Your instructions — Filter out everything except lines holding "podepisuje".

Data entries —

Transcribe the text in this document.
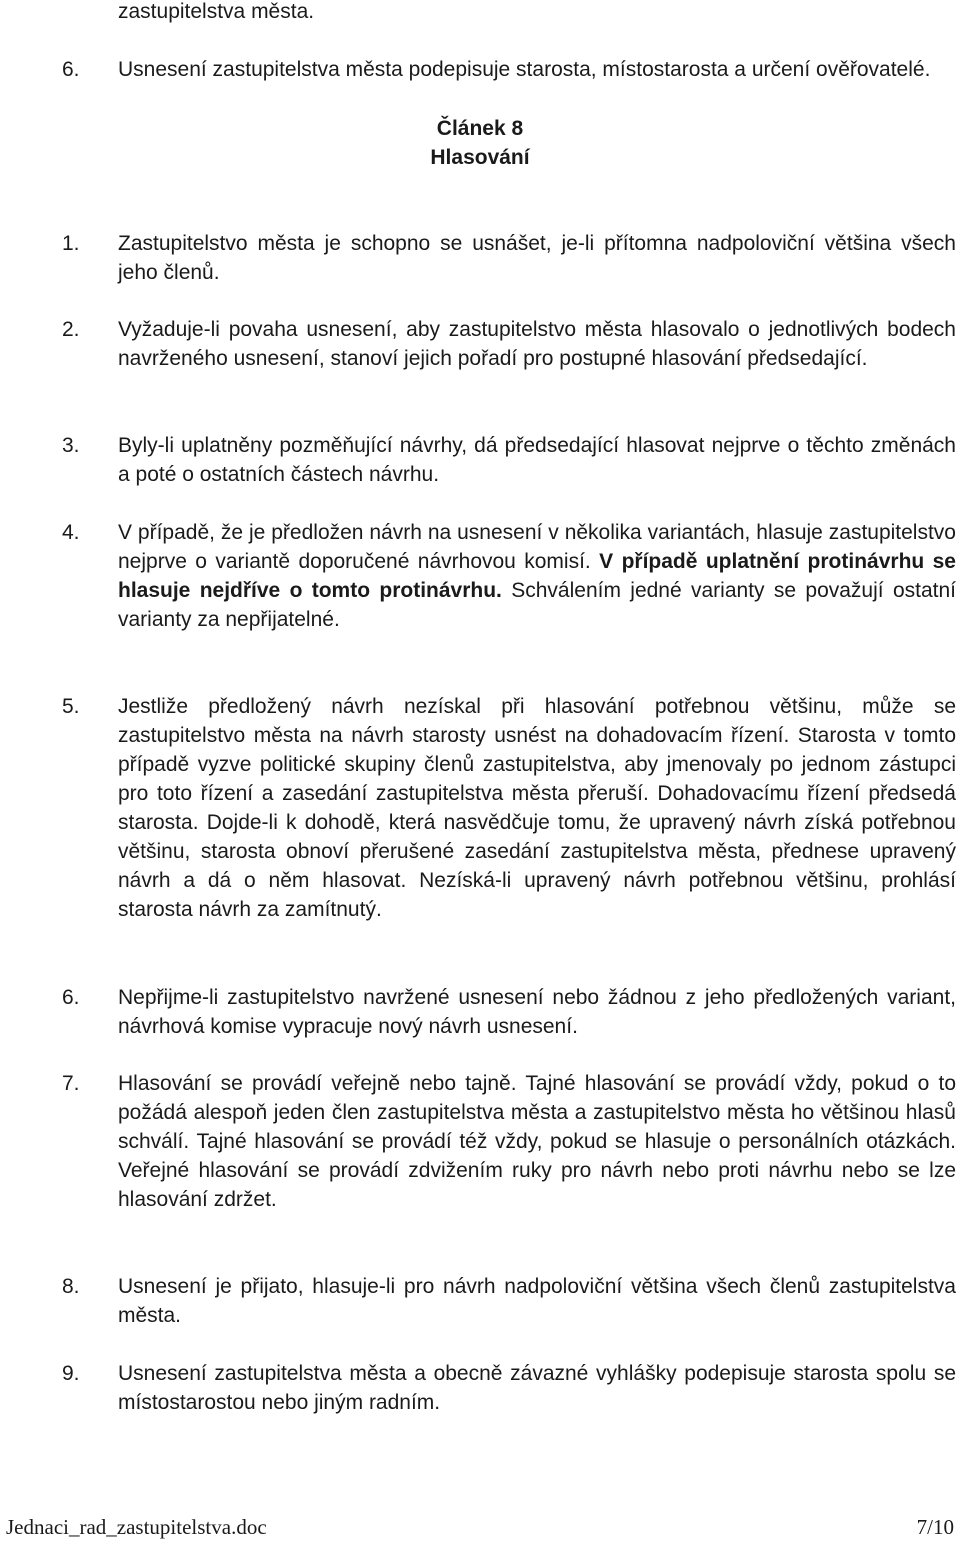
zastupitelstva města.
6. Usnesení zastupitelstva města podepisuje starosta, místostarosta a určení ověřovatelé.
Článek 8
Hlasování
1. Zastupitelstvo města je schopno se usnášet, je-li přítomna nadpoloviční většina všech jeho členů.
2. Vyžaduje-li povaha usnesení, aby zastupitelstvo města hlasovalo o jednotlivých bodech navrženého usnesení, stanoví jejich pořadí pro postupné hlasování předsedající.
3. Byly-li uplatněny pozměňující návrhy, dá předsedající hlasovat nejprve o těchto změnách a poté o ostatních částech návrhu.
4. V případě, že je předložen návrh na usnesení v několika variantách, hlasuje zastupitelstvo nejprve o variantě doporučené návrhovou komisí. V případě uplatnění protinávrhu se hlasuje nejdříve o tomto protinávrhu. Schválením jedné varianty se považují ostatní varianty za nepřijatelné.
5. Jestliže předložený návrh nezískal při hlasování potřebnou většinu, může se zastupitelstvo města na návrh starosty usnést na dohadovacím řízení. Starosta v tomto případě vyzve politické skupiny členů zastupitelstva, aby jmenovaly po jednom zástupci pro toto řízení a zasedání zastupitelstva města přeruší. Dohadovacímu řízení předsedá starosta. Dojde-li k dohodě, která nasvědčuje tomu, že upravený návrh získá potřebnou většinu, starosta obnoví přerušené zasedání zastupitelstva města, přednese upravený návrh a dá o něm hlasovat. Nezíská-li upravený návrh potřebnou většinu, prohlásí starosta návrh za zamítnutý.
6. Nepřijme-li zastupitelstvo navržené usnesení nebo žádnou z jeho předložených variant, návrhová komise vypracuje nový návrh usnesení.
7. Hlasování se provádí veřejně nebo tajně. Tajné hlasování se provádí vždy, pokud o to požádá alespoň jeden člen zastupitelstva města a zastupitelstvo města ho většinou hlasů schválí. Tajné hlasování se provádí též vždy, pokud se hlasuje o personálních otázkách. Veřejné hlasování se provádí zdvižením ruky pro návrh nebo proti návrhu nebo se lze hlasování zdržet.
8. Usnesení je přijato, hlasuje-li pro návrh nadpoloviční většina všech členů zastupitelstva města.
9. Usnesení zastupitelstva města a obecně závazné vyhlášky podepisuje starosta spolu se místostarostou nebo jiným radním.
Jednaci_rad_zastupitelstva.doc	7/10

Result of this task —
6. Usnesení zastupitelstva města podepisuje starosta, místostarosta a určení ověřovatelé.
9. Usnesení zastupitelstva města a obecně závazné vyhlášky podepisuje starosta spolu se místostarostou nebo jiným radním.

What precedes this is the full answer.